Task description: Return the number of lines that contain the word "sont", and return nothing else.

Material:
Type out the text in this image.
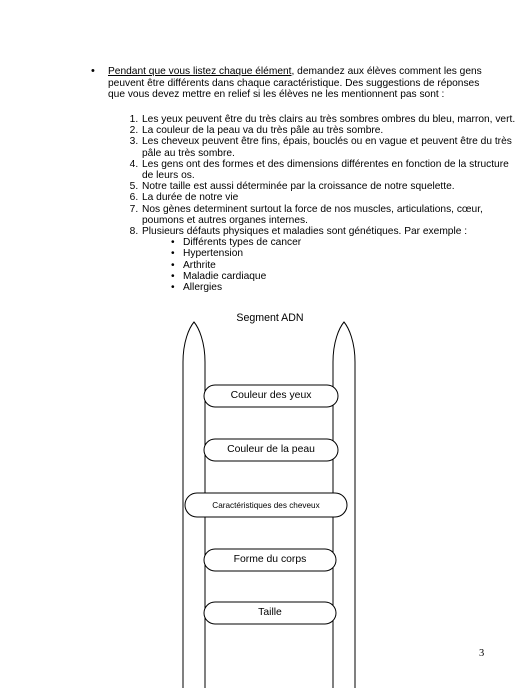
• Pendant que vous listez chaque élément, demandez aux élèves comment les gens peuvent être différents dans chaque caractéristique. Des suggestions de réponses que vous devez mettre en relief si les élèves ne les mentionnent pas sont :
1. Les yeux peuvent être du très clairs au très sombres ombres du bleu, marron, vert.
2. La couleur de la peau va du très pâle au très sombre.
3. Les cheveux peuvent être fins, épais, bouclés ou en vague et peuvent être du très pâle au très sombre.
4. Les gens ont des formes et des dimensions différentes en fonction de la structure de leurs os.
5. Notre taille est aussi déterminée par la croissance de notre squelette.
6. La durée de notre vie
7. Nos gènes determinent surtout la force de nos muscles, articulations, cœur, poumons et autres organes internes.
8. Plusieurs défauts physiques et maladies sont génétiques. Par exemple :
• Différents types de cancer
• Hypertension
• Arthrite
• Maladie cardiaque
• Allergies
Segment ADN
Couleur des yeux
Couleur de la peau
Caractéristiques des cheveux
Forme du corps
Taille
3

---

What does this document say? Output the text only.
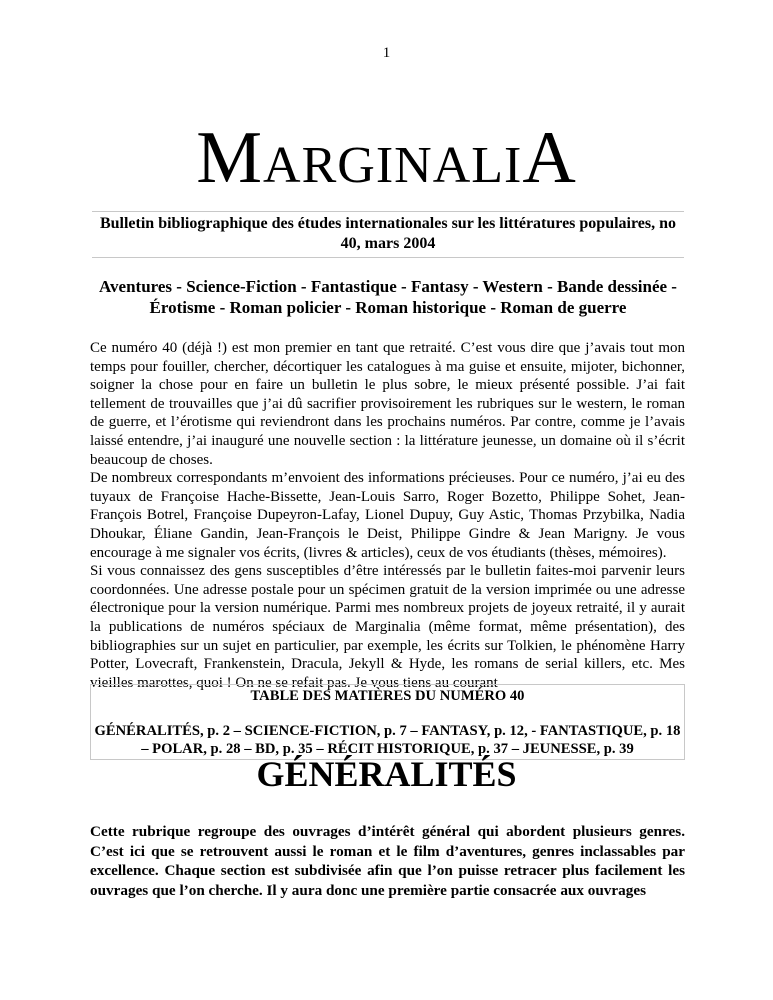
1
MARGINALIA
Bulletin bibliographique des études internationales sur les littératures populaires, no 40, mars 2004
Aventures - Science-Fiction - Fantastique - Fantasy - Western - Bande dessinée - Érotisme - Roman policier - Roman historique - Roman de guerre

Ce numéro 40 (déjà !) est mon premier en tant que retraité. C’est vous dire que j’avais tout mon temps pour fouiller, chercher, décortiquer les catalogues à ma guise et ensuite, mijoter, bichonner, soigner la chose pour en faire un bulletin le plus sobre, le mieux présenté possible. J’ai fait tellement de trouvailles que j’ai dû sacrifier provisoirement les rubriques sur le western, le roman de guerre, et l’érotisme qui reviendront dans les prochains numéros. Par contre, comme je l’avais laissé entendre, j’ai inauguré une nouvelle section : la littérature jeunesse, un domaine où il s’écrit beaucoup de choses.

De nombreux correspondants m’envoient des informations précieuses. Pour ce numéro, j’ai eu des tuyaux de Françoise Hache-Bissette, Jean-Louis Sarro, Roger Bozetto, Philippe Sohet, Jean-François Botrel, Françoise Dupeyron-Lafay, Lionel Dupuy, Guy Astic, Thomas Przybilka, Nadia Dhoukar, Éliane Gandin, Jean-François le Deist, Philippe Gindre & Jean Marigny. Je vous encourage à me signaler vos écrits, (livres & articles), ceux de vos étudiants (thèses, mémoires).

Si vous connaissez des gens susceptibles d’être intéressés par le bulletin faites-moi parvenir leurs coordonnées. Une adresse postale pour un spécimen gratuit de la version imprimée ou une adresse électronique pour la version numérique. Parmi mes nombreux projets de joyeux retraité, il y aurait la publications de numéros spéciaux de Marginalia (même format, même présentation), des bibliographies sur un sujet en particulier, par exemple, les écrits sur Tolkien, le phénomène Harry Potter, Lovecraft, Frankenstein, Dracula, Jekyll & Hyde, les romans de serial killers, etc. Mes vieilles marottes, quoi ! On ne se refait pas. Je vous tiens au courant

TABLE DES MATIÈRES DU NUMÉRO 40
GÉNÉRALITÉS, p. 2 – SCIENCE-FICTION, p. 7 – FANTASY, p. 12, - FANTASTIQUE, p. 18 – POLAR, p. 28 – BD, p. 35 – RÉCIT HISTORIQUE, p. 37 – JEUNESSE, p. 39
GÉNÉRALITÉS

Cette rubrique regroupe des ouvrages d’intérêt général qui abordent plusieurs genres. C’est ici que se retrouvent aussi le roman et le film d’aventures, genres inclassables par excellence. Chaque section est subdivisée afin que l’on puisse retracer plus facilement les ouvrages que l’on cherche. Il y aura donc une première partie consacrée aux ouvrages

Answer below: 2